Task item :: The whole of the data is to be reproduced exactly.

(Items from a dataset)
▬▬▬
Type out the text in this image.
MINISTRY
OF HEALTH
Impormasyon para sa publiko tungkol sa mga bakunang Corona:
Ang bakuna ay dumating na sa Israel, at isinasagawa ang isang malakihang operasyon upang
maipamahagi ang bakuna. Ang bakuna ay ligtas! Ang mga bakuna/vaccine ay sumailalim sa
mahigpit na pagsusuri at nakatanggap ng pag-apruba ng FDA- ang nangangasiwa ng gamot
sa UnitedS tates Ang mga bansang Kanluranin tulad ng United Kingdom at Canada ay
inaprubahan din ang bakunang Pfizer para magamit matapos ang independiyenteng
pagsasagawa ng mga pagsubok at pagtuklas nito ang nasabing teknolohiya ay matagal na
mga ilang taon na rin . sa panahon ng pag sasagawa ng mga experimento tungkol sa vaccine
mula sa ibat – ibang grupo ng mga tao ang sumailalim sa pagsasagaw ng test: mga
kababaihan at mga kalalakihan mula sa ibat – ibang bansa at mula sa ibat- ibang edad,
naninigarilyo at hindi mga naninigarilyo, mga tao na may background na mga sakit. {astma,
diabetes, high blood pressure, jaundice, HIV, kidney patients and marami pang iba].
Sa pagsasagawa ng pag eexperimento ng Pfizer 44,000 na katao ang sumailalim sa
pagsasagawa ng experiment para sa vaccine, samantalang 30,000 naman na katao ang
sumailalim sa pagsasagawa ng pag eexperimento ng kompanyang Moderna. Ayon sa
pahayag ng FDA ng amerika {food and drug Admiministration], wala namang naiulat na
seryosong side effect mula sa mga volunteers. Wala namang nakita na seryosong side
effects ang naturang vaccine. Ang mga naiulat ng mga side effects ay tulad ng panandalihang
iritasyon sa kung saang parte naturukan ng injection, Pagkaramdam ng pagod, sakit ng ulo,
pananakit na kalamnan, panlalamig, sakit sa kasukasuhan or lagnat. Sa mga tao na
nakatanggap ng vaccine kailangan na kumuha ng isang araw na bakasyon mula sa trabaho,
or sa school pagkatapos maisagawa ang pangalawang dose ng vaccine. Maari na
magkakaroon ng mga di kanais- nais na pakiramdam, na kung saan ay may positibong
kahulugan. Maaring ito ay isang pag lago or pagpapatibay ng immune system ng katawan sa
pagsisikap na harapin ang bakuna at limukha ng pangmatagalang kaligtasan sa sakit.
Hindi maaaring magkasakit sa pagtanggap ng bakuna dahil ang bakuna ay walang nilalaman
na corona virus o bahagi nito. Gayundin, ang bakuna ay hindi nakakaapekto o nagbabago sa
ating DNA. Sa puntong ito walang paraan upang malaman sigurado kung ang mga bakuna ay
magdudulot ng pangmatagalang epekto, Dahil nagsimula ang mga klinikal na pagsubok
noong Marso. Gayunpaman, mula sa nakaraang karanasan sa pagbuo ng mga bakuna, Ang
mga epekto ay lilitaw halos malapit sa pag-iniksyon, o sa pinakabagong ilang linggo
▬▬▬
Result of the exercise ::
Type out the text in this image.
MINISTRY
OF HEALTH
Impormasyon para sa publiko tungkol sa mga bakunang Corona:
Ang bakuna ay dumating na sa Israel, at isinasagawa ang isang malakihang operasyon upang
maipamahagi ang bakuna. Ang bakuna ay ligtas! Ang mga bakuna/vaccine ay sumailalim sa
mahigpit na pagsusuri at nakatanggap ng pag-apruba ng FDA- ang nangangasiwa ng gamot
sa UnitedS tates Ang mga bansang Kanluranin tulad ng United Kingdom at Canada ay
inaprubahan din ang bakunang Pfizer para magamit matapos ang independiyenteng
pagsasagawa ng mga pagsubok at pagtuklas nito ang nasabing teknolohiya ay matagal na
mga ilang taon na rin . sa panahon ng pag sasagawa ng mga experimento tungkol sa vaccine
mula sa ibat – ibang grupo ng mga tao ang sumailalim sa pagsasagaw ng test: mga
kababaihan at mga kalalakihan mula sa ibat – ibang bansa at mula sa ibat- ibang edad,
naninigarilyo at hindi mga naninigarilyo, mga tao na may background na mga sakit. {astma,
diabetes, high blood pressure, jaundice, HIV, kidney patients and marami pang iba].
Sa pagsasagawa ng pag eexperimento ng Pfizer 44,000 na katao ang sumailalim sa
pagsasagawa ng experiment para sa vaccine, samantalang 30,000 naman na katao ang
sumailalim sa pagsasagawa ng pag eexperimento ng kompanyang Moderna. Ayon sa
pahayag ng FDA ng amerika {food and drug Admiministration], wala namang naiulat na
seryosong side effect mula sa mga volunteers. Wala namang nakita na seryosong side
effects ang naturang vaccine. Ang mga naiulat ng mga side effects ay tulad ng panandalihang
iritasyon sa kung saang parte naturukan ng injection, Pagkaramdam ng pagod, sakit ng ulo,
pananakit na kalamnan, panlalamig, sakit sa kasukasuhan or lagnat. Sa mga tao na
nakatanggap ng vaccine kailangan na kumuha ng isang araw na bakasyon mula sa trabaho,
or sa school pagkatapos maisagawa ang pangalawang dose ng vaccine. Maari na
magkakaroon ng mga di kanais- nais na pakiramdam, na kung saan ay may positibong
kahulugan. Maaring ito ay isang pag lago or pagpapatibay ng immune system ng katawan sa
pagsisikap na harapin ang bakuna at limukha ng pangmatagalang kaligtasan sa sakit.
Hindi maaaring magkasakit sa pagtanggap ng bakuna dahil ang bakuna ay walang nilalaman
na corona virus o bahagi nito. Gayundin, ang bakuna ay hindi nakakaapekto o nagbabago sa
ating DNA. Sa puntong ito walang paraan upang malaman sigurado kung ang mga bakuna ay
magdudulot ng pangmatagalang epekto, Dahil nagsimula ang mga klinikal na pagsubok
noong Marso. Gayunpaman, mula sa nakaraang karanasan sa pagbuo ng mga bakuna, Ang
mga epekto ay lilitaw halos malapit sa pag-iniksyon, o sa pinakabagong ilang linggo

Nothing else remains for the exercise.